_GOAL_
Take the data below and repeat it exactly.

_RECORDS PROVIDED_
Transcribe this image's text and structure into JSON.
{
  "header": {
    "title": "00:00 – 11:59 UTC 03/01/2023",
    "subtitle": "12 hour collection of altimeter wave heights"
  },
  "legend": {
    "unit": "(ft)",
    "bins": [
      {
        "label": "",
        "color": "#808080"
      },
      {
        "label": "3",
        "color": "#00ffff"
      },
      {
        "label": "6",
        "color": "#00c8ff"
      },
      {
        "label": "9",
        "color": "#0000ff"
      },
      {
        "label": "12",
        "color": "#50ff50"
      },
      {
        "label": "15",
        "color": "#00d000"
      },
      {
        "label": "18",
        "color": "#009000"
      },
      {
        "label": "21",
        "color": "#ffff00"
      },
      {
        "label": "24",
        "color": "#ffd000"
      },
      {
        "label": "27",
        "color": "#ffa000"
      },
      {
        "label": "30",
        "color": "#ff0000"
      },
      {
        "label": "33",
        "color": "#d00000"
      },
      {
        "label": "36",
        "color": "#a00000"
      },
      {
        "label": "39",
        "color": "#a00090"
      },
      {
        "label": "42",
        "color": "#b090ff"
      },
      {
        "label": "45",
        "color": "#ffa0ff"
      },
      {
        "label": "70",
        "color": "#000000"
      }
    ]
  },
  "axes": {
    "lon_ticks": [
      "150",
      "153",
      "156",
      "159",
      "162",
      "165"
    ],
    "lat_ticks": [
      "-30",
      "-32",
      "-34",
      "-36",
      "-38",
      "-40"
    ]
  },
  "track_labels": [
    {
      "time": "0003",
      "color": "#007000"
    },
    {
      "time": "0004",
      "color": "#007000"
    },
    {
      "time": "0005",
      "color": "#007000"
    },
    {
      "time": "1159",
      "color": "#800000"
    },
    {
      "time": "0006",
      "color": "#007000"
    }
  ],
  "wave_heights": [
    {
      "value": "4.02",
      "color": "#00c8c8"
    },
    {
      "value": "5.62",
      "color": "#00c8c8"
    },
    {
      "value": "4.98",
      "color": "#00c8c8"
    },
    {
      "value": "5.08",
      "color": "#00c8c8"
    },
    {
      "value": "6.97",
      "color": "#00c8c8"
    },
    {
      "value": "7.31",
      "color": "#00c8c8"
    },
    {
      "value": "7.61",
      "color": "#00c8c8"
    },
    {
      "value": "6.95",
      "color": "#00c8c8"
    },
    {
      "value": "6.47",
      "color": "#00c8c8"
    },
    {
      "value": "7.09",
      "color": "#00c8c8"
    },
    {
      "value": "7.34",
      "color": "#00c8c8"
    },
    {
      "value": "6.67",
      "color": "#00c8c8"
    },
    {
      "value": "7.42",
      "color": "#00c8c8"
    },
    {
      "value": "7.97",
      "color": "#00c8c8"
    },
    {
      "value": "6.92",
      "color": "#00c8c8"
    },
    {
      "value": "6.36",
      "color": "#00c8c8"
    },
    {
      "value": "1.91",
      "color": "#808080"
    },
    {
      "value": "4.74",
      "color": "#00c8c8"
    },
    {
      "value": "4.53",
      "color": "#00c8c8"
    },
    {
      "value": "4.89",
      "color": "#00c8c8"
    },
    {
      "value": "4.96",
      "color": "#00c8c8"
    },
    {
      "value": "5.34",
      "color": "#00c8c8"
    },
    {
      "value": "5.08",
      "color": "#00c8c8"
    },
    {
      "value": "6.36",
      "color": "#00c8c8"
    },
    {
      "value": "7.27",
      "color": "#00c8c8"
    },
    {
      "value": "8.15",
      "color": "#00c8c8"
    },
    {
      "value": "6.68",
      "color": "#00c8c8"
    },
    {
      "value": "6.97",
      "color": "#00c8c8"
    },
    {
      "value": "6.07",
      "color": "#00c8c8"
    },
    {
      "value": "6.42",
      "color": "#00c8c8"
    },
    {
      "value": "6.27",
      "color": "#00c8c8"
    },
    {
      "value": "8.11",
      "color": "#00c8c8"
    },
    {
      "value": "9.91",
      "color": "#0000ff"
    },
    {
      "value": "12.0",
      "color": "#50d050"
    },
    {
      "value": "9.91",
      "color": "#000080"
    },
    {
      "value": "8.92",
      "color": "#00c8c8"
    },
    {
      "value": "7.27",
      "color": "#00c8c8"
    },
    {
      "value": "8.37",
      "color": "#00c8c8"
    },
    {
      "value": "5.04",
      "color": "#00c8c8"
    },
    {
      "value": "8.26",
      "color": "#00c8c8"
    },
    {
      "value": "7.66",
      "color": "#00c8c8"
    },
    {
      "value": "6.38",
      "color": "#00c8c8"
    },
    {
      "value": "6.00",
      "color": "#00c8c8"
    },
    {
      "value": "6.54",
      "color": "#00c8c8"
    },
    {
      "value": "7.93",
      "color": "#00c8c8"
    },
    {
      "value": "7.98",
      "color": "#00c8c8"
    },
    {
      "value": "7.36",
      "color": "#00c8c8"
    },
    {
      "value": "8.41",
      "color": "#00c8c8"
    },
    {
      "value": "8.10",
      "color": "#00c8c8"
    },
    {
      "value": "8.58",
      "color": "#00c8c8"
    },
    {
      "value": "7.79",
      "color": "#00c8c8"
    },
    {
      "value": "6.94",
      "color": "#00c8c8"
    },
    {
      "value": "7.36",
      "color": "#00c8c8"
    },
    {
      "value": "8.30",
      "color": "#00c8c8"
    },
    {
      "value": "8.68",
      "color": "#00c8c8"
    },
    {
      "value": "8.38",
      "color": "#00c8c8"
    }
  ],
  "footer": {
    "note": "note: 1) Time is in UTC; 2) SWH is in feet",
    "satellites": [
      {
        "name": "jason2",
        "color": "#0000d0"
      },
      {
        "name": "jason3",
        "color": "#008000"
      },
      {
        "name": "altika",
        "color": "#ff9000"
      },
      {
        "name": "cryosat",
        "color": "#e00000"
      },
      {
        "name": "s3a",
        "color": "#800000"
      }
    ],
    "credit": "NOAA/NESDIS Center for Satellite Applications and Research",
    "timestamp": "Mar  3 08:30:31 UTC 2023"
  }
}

_RESULT FOR THIS TASK_
Transcribe this image's text and structure into JSON.
{
  "header": {
    "title": "00:00 – 11:59 UTC 03/01/2023",
    "subtitle": "12 hour collection of altimeter wave heights"
  },
  "legend": {
    "unit": "(ft)",
    "bins": [
      {
        "label": "",
        "color": "#808080"
      },
      {
        "label": "3",
        "color": "#00ffff"
      },
      {
        "label": "6",
        "color": "#00c8ff"
      },
      {
        "label": "9",
        "color": "#0000ff"
      },
      {
        "label": "12",
        "color": "#50ff50"
      },
      {
        "label": "15",
        "color": "#00d000"
      },
      {
        "label": "18",
        "color": "#009000"
      },
      {
        "label": "21",
        "color": "#ffff00"
      },
      {
        "label": "24",
        "color": "#ffd000"
      },
      {
        "label": "27",
        "color": "#ffa000"
      },
      {
        "label": "30",
        "color": "#ff0000"
      },
      {
        "label": "33",
        "color": "#d00000"
      },
      {
        "label": "36",
        "color": "#a00000"
      },
      {
        "label": "39",
        "color": "#a00090"
      },
      {
        "label": "42",
        "color": "#b090ff"
      },
      {
        "label": "45",
        "color": "#ffa0ff"
      },
      {
        "label": "70",
        "color": "#000000"
      }
    ]
  },
  "axes": {
    "lon_ticks": [
      "150",
      "153",
      "156",
      "159",
      "162",
      "165"
    ],
    "lat_ticks": [
      "-30",
      "-32",
      "-34",
      "-36",
      "-38",
      "-40"
    ]
  },
  "track_labels": [
    {
      "time": "0003",
      "color": "#007000"
    },
    {
      "time": "0004",
      "color": "#007000"
    },
    {
      "time": "0005",
      "color": "#007000"
    },
    {
      "time": "1159",
      "color": "#800000"
    },
    {
      "time": "0006",
      "color": "#007000"
    }
  ],
  "wave_heights": [
    {
      "value": "4.02",
      "color": "#00c8c8"
    },
    {
      "value": "5.62",
      "color": "#00c8c8"
    },
    {
      "value": "4.98",
      "color": "#00c8c8"
    },
    {
      "value": "5.08",
      "color": "#00c8c8"
    },
    {
      "value": "6.97",
      "color": "#00c8c8"
    },
    {
      "value": "7.31",
      "color": "#00c8c8"
    },
    {
      "value": "7.61",
      "color": "#00c8c8"
    },
    {
      "value": "6.95",
      "color": "#00c8c8"
    },
    {
      "value": "6.47",
      "color": "#00c8c8"
    },
    {
      "value": "7.09",
      "color": "#00c8c8"
    },
    {
      "value": "7.34",
      "color": "#00c8c8"
    },
    {
      "value": "6.67",
      "color": "#00c8c8"
    },
    {
      "value": "7.42",
      "color": "#00c8c8"
    },
    {
      "value": "7.97",
      "color": "#00c8c8"
    },
    {
      "value": "6.92",
      "color": "#00c8c8"
    },
    {
      "value": "6.36",
      "color": "#00c8c8"
    },
    {
      "value": "1.91",
      "color": "#808080"
    },
    {
      "value": "4.74",
      "color": "#00c8c8"
    },
    {
      "value": "4.53",
      "color": "#00c8c8"
    },
    {
      "value": "4.89",
      "color": "#00c8c8"
    },
    {
      "value": "4.96",
      "color": "#00c8c8"
    },
    {
      "value": "5.34",
      "color": "#00c8c8"
    },
    {
      "value": "5.08",
      "color": "#00c8c8"
    },
    {
      "value": "6.36",
      "color": "#00c8c8"
    },
    {
      "value": "7.27",
      "color": "#00c8c8"
    },
    {
      "value": "8.15",
      "color": "#00c8c8"
    },
    {
      "value": "6.68",
      "color": "#00c8c8"
    },
    {
      "value": "6.97",
      "color": "#00c8c8"
    },
    {
      "value": "6.07",
      "color": "#00c8c8"
    },
    {
      "value": "6.42",
      "color": "#00c8c8"
    },
    {
      "value": "6.27",
      "color": "#00c8c8"
    },
    {
      "value": "8.11",
      "color": "#00c8c8"
    },
    {
      "value": "9.91",
      "color": "#0000ff"
    },
    {
      "value": "12.0",
      "color": "#50d050"
    },
    {
      "value": "9.91",
      "color": "#000080"
    },
    {
      "value": "8.92",
      "color": "#00c8c8"
    },
    {
      "value": "7.27",
      "color": "#00c8c8"
    },
    {
      "value": "8.37",
      "color": "#00c8c8"
    },
    {
      "value": "5.04",
      "color": "#00c8c8"
    },
    {
      "value": "8.26",
      "color": "#00c8c8"
    },
    {
      "value": "7.66",
      "color": "#00c8c8"
    },
    {
      "value": "6.38",
      "color": "#00c8c8"
    },
    {
      "value": "6.00",
      "color": "#00c8c8"
    },
    {
      "value": "6.54",
      "color": "#00c8c8"
    },
    {
      "value": "7.93",
      "color": "#00c8c8"
    },
    {
      "value": "7.98",
      "color": "#00c8c8"
    },
    {
      "value": "7.36",
      "color": "#00c8c8"
    },
    {
      "value": "8.41",
      "color": "#00c8c8"
    },
    {
      "value": "8.10",
      "color": "#00c8c8"
    },
    {
      "value": "8.58",
      "color": "#00c8c8"
    },
    {
      "value": "7.79",
      "color": "#00c8c8"
    },
    {
      "value": "6.94",
      "color": "#00c8c8"
    },
    {
      "value": "7.36",
      "color": "#00c8c8"
    },
    {
      "value": "8.30",
      "color": "#00c8c8"
    },
    {
      "value": "8.68",
      "color": "#00c8c8"
    },
    {
      "value": "8.38",
      "color": "#00c8c8"
    }
  ],
  "footer": {
    "note": "note: 1) Time is in UTC; 2) SWH is in feet",
    "satellites": [
      {
        "name": "jason2",
        "color": "#0000d0"
      },
      {
        "name": "jason3",
        "color": "#008000"
      },
      {
        "name": "altika",
        "color": "#ff9000"
      },
      {
        "name": "cryosat",
        "color": "#e00000"
      },
      {
        "name": "s3a",
        "color": "#800000"
      }
    ],
    "credit": "NOAA/NESDIS Center for Satellite Applications and Research",
    "timestamp": "Mar  3 08:30:31 UTC 2023"
  }
}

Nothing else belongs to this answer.